• _Stated goal_: Locate every line in the material below that has the word "from". Copy each of those lines.

• _Given entries_:
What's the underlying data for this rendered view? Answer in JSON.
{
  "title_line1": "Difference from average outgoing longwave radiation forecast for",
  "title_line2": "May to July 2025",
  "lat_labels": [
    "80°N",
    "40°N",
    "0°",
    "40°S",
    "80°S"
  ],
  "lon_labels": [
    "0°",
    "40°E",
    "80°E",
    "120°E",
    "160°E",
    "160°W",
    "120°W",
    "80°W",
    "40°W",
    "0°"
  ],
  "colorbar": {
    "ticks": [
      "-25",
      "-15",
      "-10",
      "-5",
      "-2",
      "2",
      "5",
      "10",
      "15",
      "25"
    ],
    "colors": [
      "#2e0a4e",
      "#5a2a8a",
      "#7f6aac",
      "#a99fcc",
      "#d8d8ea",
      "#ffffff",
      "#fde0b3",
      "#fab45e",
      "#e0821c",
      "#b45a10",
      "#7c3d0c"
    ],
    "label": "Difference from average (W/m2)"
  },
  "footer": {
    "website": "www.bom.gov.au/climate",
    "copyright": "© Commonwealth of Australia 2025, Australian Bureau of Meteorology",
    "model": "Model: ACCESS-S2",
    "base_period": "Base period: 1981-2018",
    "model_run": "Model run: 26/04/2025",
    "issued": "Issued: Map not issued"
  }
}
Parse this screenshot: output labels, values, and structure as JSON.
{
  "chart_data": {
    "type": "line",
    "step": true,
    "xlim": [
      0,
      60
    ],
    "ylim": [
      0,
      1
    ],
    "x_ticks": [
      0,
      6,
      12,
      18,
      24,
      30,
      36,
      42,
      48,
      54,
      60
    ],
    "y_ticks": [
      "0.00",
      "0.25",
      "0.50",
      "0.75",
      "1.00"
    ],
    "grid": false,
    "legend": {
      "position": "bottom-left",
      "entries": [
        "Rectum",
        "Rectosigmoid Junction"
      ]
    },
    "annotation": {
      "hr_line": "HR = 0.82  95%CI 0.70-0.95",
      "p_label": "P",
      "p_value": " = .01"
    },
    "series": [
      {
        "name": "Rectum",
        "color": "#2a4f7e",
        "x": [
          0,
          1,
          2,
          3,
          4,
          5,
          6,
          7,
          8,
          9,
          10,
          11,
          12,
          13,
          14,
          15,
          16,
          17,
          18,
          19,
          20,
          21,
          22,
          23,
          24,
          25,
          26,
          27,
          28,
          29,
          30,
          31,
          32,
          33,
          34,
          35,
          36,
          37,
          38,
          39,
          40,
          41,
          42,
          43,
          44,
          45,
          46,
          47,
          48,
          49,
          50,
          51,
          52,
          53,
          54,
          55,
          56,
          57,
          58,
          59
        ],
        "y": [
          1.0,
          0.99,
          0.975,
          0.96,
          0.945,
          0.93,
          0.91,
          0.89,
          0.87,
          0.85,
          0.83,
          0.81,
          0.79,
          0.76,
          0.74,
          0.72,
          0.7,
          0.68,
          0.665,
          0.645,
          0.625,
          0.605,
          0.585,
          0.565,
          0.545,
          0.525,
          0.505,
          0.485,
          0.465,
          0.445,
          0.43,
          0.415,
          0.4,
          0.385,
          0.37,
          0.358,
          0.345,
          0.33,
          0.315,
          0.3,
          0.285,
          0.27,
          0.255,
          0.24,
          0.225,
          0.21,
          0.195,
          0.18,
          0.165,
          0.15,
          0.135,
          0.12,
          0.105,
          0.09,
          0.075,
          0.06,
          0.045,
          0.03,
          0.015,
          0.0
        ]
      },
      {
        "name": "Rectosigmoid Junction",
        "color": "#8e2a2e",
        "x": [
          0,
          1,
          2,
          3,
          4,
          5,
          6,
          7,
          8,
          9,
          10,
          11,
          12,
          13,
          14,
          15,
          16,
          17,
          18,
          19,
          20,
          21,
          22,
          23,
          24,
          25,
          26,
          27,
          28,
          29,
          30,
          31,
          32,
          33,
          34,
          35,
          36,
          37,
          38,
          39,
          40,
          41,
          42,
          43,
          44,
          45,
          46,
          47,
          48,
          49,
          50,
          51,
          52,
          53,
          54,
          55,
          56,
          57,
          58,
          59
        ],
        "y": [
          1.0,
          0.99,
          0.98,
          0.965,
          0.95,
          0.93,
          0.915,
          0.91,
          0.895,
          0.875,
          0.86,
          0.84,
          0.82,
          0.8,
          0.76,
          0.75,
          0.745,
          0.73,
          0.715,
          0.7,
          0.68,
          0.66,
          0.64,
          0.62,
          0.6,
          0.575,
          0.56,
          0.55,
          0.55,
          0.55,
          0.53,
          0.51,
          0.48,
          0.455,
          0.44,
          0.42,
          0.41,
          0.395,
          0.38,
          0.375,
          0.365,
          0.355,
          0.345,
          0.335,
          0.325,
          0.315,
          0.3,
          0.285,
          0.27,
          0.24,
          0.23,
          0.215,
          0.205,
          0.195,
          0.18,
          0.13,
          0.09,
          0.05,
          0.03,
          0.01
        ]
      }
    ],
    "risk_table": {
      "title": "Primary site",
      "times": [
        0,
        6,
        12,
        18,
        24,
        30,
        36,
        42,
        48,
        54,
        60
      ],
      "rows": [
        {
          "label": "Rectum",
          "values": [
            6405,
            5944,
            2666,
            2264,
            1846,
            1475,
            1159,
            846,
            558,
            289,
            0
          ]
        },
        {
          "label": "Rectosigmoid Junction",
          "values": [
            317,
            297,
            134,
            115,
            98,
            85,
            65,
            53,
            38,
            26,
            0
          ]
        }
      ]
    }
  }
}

• _Reply_:
  "title_line1": "Difference from average outgoing longwave radiation forecast for",
    "label": "Difference from average (W/m2)"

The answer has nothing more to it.